### Problem requirements
Locate all lines with the word "días". Copy them.

>> START Supplied data

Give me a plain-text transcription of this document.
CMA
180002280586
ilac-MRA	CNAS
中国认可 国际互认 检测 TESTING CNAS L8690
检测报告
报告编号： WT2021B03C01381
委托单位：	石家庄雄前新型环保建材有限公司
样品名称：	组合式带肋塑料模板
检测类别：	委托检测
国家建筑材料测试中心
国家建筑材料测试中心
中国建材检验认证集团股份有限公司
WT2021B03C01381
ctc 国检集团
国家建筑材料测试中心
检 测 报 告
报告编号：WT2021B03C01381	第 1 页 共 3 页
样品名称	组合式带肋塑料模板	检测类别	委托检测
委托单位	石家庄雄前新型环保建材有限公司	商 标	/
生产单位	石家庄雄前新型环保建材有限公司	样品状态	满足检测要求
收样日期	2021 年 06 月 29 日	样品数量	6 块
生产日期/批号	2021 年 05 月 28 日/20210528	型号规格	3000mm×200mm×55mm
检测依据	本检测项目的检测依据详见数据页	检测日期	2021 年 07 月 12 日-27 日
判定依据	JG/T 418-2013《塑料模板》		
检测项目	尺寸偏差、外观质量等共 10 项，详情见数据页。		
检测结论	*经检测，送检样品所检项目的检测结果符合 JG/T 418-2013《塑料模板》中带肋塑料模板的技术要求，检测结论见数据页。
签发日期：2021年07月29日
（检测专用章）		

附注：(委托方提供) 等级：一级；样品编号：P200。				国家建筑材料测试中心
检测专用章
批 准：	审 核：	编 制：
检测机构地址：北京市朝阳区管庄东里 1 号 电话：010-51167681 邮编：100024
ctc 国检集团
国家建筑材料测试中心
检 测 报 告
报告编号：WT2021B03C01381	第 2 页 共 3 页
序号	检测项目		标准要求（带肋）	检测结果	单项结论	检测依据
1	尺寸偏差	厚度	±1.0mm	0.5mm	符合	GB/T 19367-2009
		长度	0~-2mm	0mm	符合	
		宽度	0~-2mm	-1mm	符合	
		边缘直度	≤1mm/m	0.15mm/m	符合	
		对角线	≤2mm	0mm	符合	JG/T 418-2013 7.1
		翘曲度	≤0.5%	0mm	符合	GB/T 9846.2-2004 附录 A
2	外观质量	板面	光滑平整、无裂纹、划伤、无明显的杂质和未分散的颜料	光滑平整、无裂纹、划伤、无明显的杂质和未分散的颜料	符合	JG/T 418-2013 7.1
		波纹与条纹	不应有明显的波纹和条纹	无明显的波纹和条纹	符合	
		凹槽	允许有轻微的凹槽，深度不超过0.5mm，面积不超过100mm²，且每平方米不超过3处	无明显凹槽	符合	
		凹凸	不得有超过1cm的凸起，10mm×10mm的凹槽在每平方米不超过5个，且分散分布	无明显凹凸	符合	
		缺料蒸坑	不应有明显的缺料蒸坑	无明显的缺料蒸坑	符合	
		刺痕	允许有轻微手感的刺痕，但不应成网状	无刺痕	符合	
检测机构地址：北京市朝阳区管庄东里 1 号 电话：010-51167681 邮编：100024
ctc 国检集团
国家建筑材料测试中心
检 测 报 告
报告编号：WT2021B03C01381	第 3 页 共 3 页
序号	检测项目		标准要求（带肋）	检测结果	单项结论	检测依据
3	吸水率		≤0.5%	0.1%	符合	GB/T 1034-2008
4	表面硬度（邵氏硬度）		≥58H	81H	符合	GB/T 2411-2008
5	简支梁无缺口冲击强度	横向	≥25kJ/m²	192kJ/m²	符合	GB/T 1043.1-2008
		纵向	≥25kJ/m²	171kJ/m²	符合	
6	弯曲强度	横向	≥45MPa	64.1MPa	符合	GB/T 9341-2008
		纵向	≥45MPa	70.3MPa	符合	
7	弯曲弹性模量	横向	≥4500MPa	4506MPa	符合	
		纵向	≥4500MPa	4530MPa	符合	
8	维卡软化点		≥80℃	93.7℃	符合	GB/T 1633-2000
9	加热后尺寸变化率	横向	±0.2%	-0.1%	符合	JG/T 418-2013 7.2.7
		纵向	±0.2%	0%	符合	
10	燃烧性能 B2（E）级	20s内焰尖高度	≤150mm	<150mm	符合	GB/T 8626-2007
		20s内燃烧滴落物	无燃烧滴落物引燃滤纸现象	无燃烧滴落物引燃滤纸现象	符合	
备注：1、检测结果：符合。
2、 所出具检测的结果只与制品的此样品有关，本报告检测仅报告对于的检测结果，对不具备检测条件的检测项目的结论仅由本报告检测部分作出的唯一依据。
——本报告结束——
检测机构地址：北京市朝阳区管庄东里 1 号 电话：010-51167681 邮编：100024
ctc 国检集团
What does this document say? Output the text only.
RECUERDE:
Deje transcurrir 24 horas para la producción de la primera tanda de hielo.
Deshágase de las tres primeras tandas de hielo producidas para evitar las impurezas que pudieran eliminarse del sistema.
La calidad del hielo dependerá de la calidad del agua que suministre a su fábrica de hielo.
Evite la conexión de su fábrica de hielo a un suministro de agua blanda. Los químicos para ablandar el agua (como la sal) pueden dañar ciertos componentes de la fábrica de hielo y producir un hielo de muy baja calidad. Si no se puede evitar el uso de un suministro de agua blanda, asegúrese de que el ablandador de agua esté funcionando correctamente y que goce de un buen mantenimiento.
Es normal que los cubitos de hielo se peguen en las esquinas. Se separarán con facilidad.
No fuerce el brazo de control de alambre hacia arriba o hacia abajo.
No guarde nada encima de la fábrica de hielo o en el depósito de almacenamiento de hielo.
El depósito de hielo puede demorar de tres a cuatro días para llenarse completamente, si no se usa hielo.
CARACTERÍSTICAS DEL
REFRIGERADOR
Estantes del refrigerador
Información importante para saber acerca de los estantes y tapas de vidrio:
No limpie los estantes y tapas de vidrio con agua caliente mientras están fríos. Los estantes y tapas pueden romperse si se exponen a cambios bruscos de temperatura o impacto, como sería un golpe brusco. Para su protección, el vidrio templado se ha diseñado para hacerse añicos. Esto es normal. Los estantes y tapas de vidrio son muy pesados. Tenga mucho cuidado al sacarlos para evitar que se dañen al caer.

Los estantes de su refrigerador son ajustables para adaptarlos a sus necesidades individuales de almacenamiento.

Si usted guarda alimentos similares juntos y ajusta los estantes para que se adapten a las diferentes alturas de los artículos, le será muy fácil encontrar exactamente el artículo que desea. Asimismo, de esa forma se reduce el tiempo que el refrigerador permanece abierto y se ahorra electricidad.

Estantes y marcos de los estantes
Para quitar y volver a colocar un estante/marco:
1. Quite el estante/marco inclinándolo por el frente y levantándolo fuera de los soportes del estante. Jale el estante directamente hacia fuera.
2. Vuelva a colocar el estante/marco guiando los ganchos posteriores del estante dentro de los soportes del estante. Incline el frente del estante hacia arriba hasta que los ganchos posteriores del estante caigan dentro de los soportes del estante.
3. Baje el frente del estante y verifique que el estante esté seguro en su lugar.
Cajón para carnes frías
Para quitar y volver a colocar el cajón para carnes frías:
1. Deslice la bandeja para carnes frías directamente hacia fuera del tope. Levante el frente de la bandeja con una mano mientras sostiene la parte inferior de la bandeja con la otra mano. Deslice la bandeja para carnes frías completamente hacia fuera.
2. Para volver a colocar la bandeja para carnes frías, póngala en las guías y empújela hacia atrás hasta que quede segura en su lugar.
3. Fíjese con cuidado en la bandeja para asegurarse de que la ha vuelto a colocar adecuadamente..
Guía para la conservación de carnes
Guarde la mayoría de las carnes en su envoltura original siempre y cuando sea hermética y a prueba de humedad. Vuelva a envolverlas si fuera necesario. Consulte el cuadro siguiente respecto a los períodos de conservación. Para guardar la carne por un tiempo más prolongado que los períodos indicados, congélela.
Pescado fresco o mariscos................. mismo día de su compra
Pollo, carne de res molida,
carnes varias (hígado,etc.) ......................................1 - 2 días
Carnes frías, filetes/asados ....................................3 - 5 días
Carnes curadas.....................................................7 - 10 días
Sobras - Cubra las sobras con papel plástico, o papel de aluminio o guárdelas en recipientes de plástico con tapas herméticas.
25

>> END Supplied data

### Complete answer
El depósito de hielo puede demorar de tres a cuatro días para llenarse completamente, si no se usa hielo.
carnes varias (hígado,etc.) ......................................1 - 2 días
Carnes frías, filetes/asados ....................................3 - 5 días
Carnes curadas.....................................................7 - 10 días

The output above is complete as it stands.